◆ GIVEN INSTRUCTION: Copy nothing but the text: repeat each entry exactly and drop the images.

Data excerpts:
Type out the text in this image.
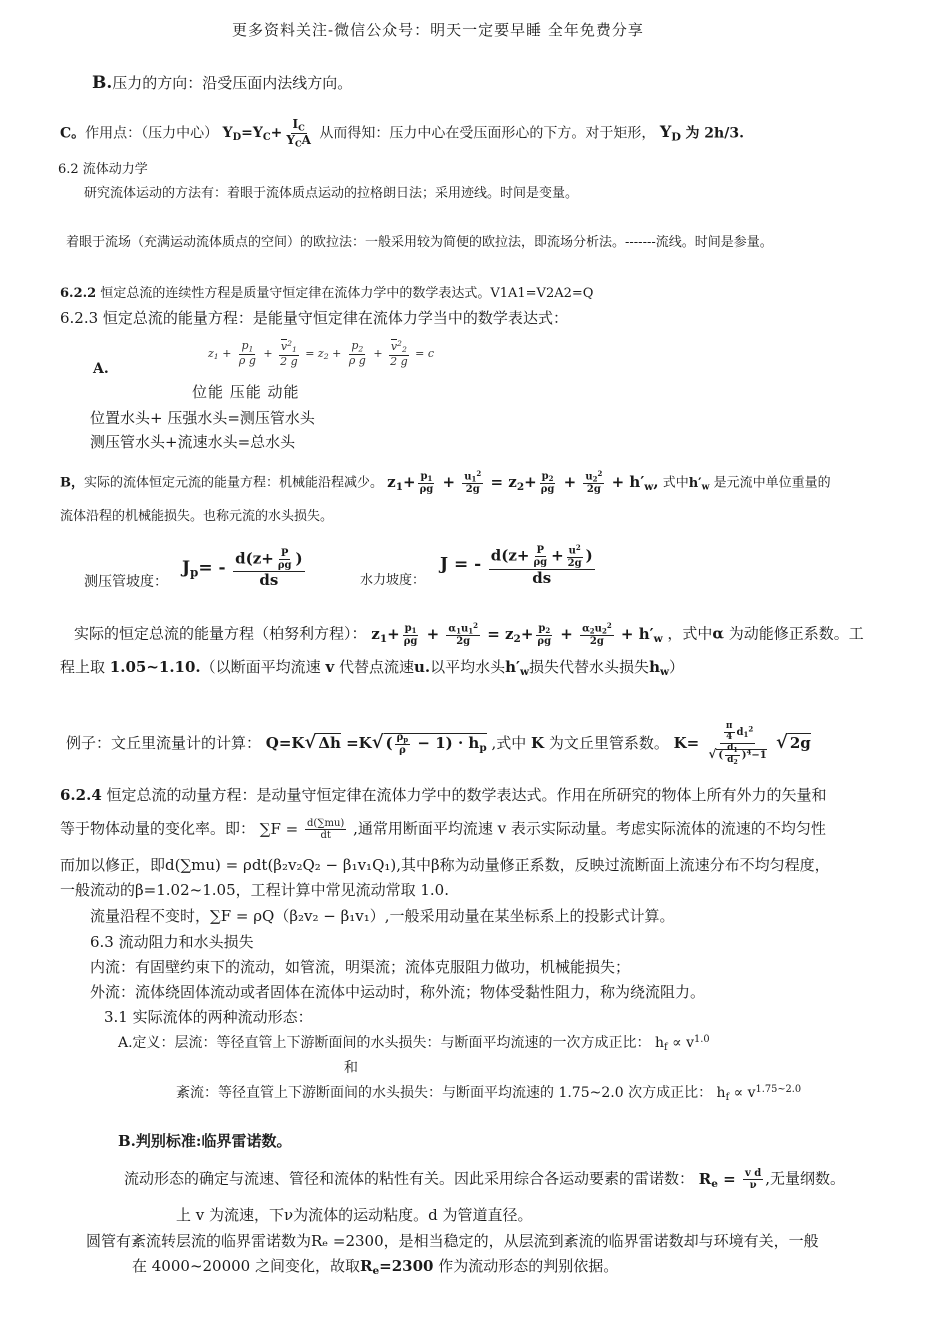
更多资料关注-微信公众号：明天一定要早睡 全年免费分享
B.压力的方向：沿受压面内法线方向。
C。作用点：（压力中心） $Y_D=Y_C+ \frac{I_C}{Y_CA}$ 从而得知：压力中心在受压面形心的下方。对于矩形， $Y_D$ 为 2h/3.
6.2 流体动力学
研究流体运动的方法有：着眼于流体质点运动的拉格朗日法；采用迹线。时间是变量。
着眼于流场（充满运动流体质点的空间）的欧拉法：一般采用较为简便的欧拉法，即流场分析法。-------流线。时间是参量。
6.2.2 恒定总流的连续性方程是质量守恒定律在流体力学中的数学表达式。V1A1=V2A2=Q
6.2.3 恒定总流的能量方程：是能量守恒定律在流体力学当中的数学表达式：
A.
$z_1 + \frac{p_1}{\text{ρ g}} + \frac{v^2_1}{2 g} = z_2 + \frac{p_2}{\text{ρ g}} + \frac{v^2_2}{2 g} = c$
位能 压能 动能
位置水头+ 压强水头=测压管水头
测压管水头+流速水头=总水头
B，实际的流体恒定元流的能量方程：机械能沿程减少。 $z_1+ \frac{p_1}{\rho g} + \frac{u_1^2}{2g} = z_2+ \frac{p_2}{\rho g} + \frac{u_2^2}{2g} + h'_w$, 式中$h'_w$ 是元流中单位重量的
流体沿程的机械能损失。也称元流的水头损失。
测压管坡度：
$J_p= - \frac{d(z+ \frac{P}{\rho g} )}{ds}$	水力坡度：
J = - $\frac{d(z+ \frac{P}{\rho g} + \frac{u^2}{2g} )}{ds}$
实际的恒定总流的能量方程（柏努利方程）： $z_1+ \frac{p_1}{\rho g} + \frac{\alpha_1u_1^2}{2g} = z_2+ \frac{p_2}{\rho g} + \frac{\alpha_2u_2^2}{2g} + h'_w$ ，式中α 为动能修正系数。工
程上取 1.05~1.10.（以断面平均流速 v 代替点流速u.以平均水头$h'_w$损失代替水头损失$h_w$）
例子：文丘里流量计的计算： Q=K√ Δh =K√ ( $\frac{\rho_p}{\rho} - 1) \cdot h_p$ ,式中 K 为文丘里管系数。 $K= \frac{\frac{\pi}{4} d_1^2}{√ ( \frac{d_1}{d_2} )^4-1}$ √ 2g
6.2.4 恒定总流的动量方程：是动量守恒定律在流体力学中的数学表达式。作用在所研究的物体上所有外力的矢量和
等于物体动量的变化率。即： $\sum F = \frac{d(\sum mu)}{dt}$ ,通常用断面平均流速 v 表示实际动量。考虑实际流体的流速的不均匀性
而加以修正，即d(∑mu) = ρdt(β₂v₂Q₂ − β₁v₁Q₁),其中β称为动量修正系数，反映过流断面上流速分布不均匀程度，
一般流动的β=1.02~1.05，工程计算中常见流动常取 1.0.
流量沿程不变时，∑F = ρQ（β₂v₂ − β₁v₁）,一般采用动量在某坐标系上的投影式计算。
6.3 流动阻力和水头损失
内流：有固壁约束下的流动，如管流，明渠流；流体克服阻力做功，机械能损失；
外流：流体绕固体流动或者固体在流体中运动时，称外流；物体受黏性阻力，称为绕流阻力。
3.1 实际流体的两种流动形态：
A.定义：层流：等径直管上下游断面间的水头损失：与断面平均流速的一次方成正比： $h_f \propto v^{1.0}$
和
紊流：等径直管上下游断面间的水头损失：与断面平均流速的 1.75~2.0 次方成正比： $h_f \propto v^{1.75\sim 2.0}$
B.判别标准:临界雷诺数。
流动形态的确定与流速、管径和流体的粘性有关。因此采用综合各运动要素的雷诺数： $R_e = \frac{\text{v d}}{\nu}$ ,无量纲数。
上 v 为流速，下ν为流体的运动粘度。d 为管道直径。
圆管有紊流转层流的临界雷诺数为Rₑ =2300，是相当稳定的，从层流到紊流的临界雷诺数却与环境有关，一般
在 4000~20000 之间变化，故取$R_e=2300$ 作为流动形态的判别依据。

◆ FINAL RESULT:
Type out the text in this image.
更多资料关注-微信公众号：明天一定要早睡 全年免费分享
B.压力的方向：沿受压面内法线方向。
C。作用点：（压力中心） $Y_D=Y_C+ \frac{I_C}{Y_CA}$ 从而得知：压力中心在受压面形心的下方。对于矩形， $Y_D$ 为 2h/3.
6.2 流体动力学
研究流体运动的方法有：着眼于流体质点运动的拉格朗日法；采用迹线。时间是变量。
着眼于流场（充满运动流体质点的空间）的欧拉法：一般采用较为简便的欧拉法，即流场分析法。-------流线。时间是参量。
6.2.2 恒定总流的连续性方程是质量守恒定律在流体力学中的数学表达式。V1A1=V2A2=Q
6.2.3 恒定总流的能量方程：是能量守恒定律在流体力学当中的数学表达式：
A.
$z_1 + \frac{p_1}{\text{ρ g}} + \frac{v^2_1}{2 g} = z_2 + \frac{p_2}{\text{ρ g}} + \frac{v^2_2}{2 g} = c$
位能 压能 动能
位置水头+ 压强水头=测压管水头
测压管水头+流速水头=总水头
B，实际的流体恒定元流的能量方程：机械能沿程减少。 $z_1+ \frac{p_1}{\rho g} + \frac{u_1^2}{2g} = z_2+ \frac{p_2}{\rho g} + \frac{u_2^2}{2g} + h'_w$, 式中$h'_w$ 是元流中单位重量的
流体沿程的机械能损失。也称元流的水头损失。
测压管坡度：
$J_p= - \frac{d(z+ \frac{P}{\rho g} )}{ds}$	水力坡度：
J = - $\frac{d(z+ \frac{P}{\rho g} + \frac{u^2}{2g} )}{ds}$
实际的恒定总流的能量方程（柏努利方程）： $z_1+ \frac{p_1}{\rho g} + \frac{\alpha_1u_1^2}{2g} = z_2+ \frac{p_2}{\rho g} + \frac{\alpha_2u_2^2}{2g} + h'_w$ ，式中α 为动能修正系数。工
程上取 1.05~1.10.（以断面平均流速 v 代替点流速u.以平均水头$h'_w$损失代替水头损失$h_w$）
例子：文丘里流量计的计算： Q=K√ Δh =K√ ( $\frac{\rho_p}{\rho} - 1) \cdot h_p$ ,式中 K 为文丘里管系数。 $K= \frac{\frac{\pi}{4} d_1^2}{√ ( \frac{d_1}{d_2} )^4-1}$ √ 2g
6.2.4 恒定总流的动量方程：是动量守恒定律在流体力学中的数学表达式。作用在所研究的物体上所有外力的矢量和
等于物体动量的变化率。即： $\sum F = \frac{d(\sum mu)}{dt}$ ,通常用断面平均流速 v 表示实际动量。考虑实际流体的流速的不均匀性
而加以修正，即d(∑mu) = ρdt(β₂v₂Q₂ − β₁v₁Q₁),其中β称为动量修正系数，反映过流断面上流速分布不均匀程度，
一般流动的β=1.02~1.05，工程计算中常见流动常取 1.0.
流量沿程不变时，∑F = ρQ（β₂v₂ − β₁v₁）,一般采用动量在某坐标系上的投影式计算。
6.3 流动阻力和水头损失
内流：有固壁约束下的流动，如管流，明渠流；流体克服阻力做功，机械能损失；
外流：流体绕固体流动或者固体在流体中运动时，称外流；物体受黏性阻力，称为绕流阻力。
3.1 实际流体的两种流动形态：
A.定义：层流：等径直管上下游断面间的水头损失：与断面平均流速的一次方成正比： $h_f \propto v^{1.0}$
和
紊流：等径直管上下游断面间的水头损失：与断面平均流速的 1.75~2.0 次方成正比： $h_f \propto v^{1.75\sim 2.0}$
B.判别标准:临界雷诺数。
流动形态的确定与流速、管径和流体的粘性有关。因此采用综合各运动要素的雷诺数： $R_e = \frac{\text{v d}}{\nu}$ ,无量纲数。
上 v 为流速，下ν为流体的运动粘度。d 为管道直径。
圆管有紊流转层流的临界雷诺数为Rₑ =2300，是相当稳定的，从层流到紊流的临界雷诺数却与环境有关，一般
在 4000~20000 之间变化，故取$R_e=2300$ 作为流动形态的判别依据。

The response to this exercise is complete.